Set task =>
Print the lines of the data exactly, starting at the first line and stopping after the line that contains "legend-swatch (302, 18, 374, 40)".

(Excerpt from a dataset)
━━━━━━━━━━
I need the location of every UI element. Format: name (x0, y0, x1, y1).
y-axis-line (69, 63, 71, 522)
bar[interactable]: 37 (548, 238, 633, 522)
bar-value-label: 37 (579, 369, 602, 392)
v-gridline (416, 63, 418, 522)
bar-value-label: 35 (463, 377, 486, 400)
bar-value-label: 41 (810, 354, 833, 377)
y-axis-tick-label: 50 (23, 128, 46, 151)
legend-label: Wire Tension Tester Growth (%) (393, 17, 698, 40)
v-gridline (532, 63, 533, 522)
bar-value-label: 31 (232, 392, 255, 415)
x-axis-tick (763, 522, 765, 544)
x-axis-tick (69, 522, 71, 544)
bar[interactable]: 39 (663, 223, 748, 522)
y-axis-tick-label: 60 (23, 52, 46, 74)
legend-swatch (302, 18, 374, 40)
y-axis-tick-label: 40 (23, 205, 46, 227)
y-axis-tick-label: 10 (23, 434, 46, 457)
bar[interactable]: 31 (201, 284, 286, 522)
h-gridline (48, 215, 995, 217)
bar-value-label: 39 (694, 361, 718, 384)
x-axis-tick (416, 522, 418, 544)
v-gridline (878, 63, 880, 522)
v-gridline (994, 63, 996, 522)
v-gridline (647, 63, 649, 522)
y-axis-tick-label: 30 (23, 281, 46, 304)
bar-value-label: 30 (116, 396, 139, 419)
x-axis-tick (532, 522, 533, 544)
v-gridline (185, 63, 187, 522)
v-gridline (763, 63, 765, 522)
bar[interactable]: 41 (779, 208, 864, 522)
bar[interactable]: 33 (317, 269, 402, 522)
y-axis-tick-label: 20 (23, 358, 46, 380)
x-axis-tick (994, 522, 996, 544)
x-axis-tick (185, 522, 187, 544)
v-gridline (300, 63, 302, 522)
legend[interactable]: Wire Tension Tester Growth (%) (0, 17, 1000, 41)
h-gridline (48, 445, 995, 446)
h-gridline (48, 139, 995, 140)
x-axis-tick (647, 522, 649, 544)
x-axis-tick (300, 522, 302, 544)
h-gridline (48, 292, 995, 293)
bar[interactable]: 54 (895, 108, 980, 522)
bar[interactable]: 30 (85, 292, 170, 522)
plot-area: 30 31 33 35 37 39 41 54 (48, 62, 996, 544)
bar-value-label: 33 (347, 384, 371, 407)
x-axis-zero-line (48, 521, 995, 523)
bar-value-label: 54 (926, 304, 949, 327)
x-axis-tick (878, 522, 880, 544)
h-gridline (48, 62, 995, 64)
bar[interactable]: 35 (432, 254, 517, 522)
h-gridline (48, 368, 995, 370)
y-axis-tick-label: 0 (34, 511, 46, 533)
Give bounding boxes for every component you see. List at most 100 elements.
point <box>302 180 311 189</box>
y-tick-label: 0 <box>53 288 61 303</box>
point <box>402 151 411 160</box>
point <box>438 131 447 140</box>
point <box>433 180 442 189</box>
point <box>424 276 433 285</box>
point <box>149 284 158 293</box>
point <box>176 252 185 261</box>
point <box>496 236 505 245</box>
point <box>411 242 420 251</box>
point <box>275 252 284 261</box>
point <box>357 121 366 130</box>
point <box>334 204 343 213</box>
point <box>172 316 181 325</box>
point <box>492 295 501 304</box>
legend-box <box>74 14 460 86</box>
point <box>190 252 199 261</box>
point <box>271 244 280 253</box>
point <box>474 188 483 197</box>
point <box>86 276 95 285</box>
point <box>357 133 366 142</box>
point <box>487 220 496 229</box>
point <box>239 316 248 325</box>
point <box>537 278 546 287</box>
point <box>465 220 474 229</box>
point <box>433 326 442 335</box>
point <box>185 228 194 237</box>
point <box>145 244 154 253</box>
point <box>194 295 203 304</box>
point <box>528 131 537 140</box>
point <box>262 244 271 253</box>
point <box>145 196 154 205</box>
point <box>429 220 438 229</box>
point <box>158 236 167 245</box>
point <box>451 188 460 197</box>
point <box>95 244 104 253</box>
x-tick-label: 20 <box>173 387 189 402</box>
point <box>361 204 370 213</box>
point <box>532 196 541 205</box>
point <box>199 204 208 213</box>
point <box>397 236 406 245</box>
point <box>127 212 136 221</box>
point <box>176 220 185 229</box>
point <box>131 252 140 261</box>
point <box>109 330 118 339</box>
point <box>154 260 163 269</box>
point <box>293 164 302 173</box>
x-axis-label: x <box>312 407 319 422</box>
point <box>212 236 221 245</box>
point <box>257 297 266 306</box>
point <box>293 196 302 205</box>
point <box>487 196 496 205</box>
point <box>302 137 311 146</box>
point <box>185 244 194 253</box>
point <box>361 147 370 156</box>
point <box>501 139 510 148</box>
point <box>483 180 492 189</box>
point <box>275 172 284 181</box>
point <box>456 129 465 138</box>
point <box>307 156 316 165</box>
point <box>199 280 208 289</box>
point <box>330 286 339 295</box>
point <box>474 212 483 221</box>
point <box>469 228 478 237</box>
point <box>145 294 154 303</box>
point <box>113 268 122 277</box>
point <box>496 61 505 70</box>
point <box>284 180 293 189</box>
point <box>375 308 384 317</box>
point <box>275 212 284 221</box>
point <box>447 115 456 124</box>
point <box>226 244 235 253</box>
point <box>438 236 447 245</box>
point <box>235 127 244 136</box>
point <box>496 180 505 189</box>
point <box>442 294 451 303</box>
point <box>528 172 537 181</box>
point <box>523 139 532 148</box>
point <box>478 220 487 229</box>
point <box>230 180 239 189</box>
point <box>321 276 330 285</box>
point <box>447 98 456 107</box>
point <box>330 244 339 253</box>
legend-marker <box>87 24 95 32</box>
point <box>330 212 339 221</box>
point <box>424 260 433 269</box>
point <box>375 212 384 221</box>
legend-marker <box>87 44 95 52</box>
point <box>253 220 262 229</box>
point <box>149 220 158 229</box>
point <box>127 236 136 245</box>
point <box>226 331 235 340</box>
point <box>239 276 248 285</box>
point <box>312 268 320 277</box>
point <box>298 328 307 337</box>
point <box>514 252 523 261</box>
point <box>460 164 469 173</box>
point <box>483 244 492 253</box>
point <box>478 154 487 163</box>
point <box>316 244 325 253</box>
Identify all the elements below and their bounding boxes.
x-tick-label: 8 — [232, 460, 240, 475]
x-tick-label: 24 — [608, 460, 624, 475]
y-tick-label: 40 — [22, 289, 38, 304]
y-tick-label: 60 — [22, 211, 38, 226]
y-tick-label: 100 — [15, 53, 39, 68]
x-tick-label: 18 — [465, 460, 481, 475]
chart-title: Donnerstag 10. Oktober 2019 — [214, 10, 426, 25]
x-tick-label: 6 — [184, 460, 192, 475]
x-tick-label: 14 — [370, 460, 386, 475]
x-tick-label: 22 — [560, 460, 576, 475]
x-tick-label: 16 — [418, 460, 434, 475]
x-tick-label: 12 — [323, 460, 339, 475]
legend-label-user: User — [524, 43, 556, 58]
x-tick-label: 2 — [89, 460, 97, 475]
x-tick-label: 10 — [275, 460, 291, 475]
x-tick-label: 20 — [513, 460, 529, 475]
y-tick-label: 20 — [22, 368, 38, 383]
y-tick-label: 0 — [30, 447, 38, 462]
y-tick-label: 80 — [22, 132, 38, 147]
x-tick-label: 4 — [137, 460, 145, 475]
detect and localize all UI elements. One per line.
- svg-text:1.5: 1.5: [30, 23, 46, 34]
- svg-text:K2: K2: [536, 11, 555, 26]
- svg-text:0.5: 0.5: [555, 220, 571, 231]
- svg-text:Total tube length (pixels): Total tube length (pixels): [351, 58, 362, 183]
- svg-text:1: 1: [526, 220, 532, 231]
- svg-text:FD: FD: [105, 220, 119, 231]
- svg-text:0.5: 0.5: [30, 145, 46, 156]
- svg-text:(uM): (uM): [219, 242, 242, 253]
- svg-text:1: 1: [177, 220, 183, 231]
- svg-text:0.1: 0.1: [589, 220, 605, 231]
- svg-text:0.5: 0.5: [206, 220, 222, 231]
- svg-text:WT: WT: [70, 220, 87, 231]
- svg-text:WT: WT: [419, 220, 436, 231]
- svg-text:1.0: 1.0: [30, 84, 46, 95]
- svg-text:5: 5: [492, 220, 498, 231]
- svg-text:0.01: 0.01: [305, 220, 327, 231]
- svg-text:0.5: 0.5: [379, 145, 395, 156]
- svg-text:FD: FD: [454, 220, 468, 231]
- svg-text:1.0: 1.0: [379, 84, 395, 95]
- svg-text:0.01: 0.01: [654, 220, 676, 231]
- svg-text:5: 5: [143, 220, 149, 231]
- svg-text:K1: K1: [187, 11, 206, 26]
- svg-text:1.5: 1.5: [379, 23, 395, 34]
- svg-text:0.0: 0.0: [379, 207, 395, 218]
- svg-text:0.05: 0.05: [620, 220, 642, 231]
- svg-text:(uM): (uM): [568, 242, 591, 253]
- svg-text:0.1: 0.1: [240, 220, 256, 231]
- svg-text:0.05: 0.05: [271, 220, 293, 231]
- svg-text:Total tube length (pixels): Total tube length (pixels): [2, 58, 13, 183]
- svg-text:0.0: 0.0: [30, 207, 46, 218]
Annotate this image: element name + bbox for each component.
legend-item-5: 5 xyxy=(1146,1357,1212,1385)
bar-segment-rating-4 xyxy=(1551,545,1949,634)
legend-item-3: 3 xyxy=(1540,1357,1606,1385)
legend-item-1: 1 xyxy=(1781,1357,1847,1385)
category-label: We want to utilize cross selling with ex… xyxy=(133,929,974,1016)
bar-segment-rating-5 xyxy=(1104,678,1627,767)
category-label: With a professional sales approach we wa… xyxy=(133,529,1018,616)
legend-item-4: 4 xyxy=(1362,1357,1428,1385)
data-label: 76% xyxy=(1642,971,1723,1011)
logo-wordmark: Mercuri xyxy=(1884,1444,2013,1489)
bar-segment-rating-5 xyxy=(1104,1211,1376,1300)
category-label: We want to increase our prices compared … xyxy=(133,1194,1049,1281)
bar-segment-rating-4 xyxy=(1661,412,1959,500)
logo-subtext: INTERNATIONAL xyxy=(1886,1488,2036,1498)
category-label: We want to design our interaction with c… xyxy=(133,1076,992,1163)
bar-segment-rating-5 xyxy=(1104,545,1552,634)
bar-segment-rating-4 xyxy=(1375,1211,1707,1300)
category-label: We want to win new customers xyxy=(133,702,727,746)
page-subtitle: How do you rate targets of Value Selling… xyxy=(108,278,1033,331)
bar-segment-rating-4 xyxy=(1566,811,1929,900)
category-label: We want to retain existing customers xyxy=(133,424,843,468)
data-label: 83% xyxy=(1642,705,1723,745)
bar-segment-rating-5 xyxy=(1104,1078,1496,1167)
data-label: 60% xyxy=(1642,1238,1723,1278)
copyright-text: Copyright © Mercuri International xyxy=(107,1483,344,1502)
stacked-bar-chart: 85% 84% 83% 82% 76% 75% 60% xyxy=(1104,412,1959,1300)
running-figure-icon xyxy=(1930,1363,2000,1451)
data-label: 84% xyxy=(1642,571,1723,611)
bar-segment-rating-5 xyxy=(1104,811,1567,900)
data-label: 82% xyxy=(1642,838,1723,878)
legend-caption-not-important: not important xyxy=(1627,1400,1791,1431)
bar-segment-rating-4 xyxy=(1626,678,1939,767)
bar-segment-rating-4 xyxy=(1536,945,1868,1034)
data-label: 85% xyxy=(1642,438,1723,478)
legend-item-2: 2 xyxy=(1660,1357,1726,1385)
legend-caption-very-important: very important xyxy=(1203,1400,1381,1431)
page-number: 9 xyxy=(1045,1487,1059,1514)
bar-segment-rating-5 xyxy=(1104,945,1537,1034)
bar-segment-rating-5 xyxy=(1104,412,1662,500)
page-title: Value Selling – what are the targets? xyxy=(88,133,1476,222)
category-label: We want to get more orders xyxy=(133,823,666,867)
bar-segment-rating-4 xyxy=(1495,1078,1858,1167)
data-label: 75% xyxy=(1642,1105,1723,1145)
━━━━━━━━━━
Reply =>
I need the location of every UI element. Format: name (x0, y0, x1, y1).
y-axis-line (69, 63, 71, 522)
bar[interactable]: 37 (548, 238, 633, 522)
bar-value-label: 37 (579, 369, 602, 392)
v-gridline (416, 63, 418, 522)
bar-value-label: 35 (463, 377, 486, 400)
bar-value-label: 41 (810, 354, 833, 377)
y-axis-tick-label: 50 (23, 128, 46, 151)
legend-label: Wire Tension Tester Growth (%) (393, 17, 698, 40)
v-gridline (532, 63, 533, 522)
bar-value-label: 31 (232, 392, 255, 415)
x-axis-tick (763, 522, 765, 544)
x-axis-tick (69, 522, 71, 544)
bar[interactable]: 39 (663, 223, 748, 522)
y-axis-tick-label: 60 (23, 52, 46, 74)
legend-swatch (302, 18, 374, 40)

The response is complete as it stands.